=== SUPPLIED DATA ===
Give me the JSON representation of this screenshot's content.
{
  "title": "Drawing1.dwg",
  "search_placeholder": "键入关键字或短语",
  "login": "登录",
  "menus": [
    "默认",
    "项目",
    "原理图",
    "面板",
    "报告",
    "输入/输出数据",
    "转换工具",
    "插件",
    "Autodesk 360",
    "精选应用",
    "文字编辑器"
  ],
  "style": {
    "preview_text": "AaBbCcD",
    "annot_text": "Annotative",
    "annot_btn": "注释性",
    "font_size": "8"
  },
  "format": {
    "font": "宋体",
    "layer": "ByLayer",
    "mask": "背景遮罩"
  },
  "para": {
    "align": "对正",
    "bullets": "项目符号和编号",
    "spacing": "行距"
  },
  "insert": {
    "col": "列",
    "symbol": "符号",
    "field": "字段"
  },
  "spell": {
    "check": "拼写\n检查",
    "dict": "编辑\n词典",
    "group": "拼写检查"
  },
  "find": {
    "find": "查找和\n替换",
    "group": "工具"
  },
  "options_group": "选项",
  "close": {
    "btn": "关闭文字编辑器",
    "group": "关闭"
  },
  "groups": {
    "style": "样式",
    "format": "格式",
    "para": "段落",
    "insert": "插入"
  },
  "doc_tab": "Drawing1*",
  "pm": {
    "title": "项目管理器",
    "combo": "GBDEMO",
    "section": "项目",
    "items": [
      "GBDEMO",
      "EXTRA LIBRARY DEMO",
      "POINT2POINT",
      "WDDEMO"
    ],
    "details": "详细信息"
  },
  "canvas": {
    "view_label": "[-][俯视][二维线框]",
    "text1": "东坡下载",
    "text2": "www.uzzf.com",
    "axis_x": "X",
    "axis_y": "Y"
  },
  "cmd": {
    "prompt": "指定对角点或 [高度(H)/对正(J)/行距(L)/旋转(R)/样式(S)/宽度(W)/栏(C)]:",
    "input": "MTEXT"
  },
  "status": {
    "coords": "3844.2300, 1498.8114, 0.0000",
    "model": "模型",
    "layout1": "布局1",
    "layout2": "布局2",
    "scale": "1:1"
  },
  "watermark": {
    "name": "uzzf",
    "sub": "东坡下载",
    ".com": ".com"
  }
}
===
THE REQUEST: Using the data above, return each line exactly as written.

FINAL ANSWER:
Give me the JSON representation of this screenshot's content.
{
  "title": "Drawing1.dwg",
  "search_placeholder": "键入关键字或短语",
  "login": "登录",
  "menus": [
    "默认",
    "项目",
    "原理图",
    "面板",
    "报告",
    "输入/输出数据",
    "转换工具",
    "插件",
    "Autodesk 360",
    "精选应用",
    "文字编辑器"
  ],
  "style": {
    "preview_text": "AaBbCcD",
    "annot_text": "Annotative",
    "annot_btn": "注释性",
    "font_size": "8"
  },
  "format": {
    "font": "宋体",
    "layer": "ByLayer",
    "mask": "背景遮罩"
  },
  "para": {
    "align": "对正",
    "bullets": "项目符号和编号",
    "spacing": "行距"
  },
  "insert": {
    "col": "列",
    "symbol": "符号",
    "field": "字段"
  },
  "spell": {
    "check": "拼写\n检查",
    "dict": "编辑\n词典",
    "group": "拼写检查"
  },
  "find": {
    "find": "查找和\n替换",
    "group": "工具"
  },
  "options_group": "选项",
  "close": {
    "btn": "关闭文字编辑器",
    "group": "关闭"
  },
  "groups": {
    "style": "样式",
    "format": "格式",
    "para": "段落",
    "insert": "插入"
  },
  "doc_tab": "Drawing1*",
  "pm": {
    "title": "项目管理器",
    "combo": "GBDEMO",
    "section": "项目",
    "items": [
      "GBDEMO",
      "EXTRA LIBRARY DEMO",
      "POINT2POINT",
      "WDDEMO"
    ],
    "details": "详细信息"
  },
  "canvas": {
    "view_label": "[-][俯视][二维线框]",
    "text1": "东坡下载",
    "text2": "www.uzzf.com",
    "axis_x": "X",
    "axis_y": "Y"
  },
  "cmd": {
    "prompt": "指定对角点或 [高度(H)/对正(J)/行距(L)/旋转(R)/样式(S)/宽度(W)/栏(C)]:",
    "input": "MTEXT"
  },
  "status": {
    "coords": "3844.2300, 1498.8114, 0.0000",
    "model": "模型",
    "layout1": "布局1",
    "layout2": "布局2",
    "scale": "1:1"
  },
  "watermark": {
    "name": "uzzf",
    "sub": "东坡下载",
    ".com": ".com"
  }
}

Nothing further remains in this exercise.